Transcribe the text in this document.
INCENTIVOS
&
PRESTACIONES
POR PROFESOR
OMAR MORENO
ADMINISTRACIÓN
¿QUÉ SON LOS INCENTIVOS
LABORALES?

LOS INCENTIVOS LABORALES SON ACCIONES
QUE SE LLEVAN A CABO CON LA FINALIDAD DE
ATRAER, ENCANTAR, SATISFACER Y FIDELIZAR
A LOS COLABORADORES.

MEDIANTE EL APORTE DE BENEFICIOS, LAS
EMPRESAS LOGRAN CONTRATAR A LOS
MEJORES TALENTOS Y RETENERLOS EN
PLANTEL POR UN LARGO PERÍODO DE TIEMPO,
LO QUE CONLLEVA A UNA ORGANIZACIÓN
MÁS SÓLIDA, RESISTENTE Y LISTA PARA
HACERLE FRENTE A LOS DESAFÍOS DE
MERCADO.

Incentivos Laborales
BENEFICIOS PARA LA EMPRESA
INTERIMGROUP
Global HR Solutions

WORK TO DO: From the entries above, pull out each line that includes "BENEFICIOS".

THE ANSWER:
MEDIANTE EL APORTE DE BENEFICIOS, LAS
BENEFICIOS PARA LA EMPRESA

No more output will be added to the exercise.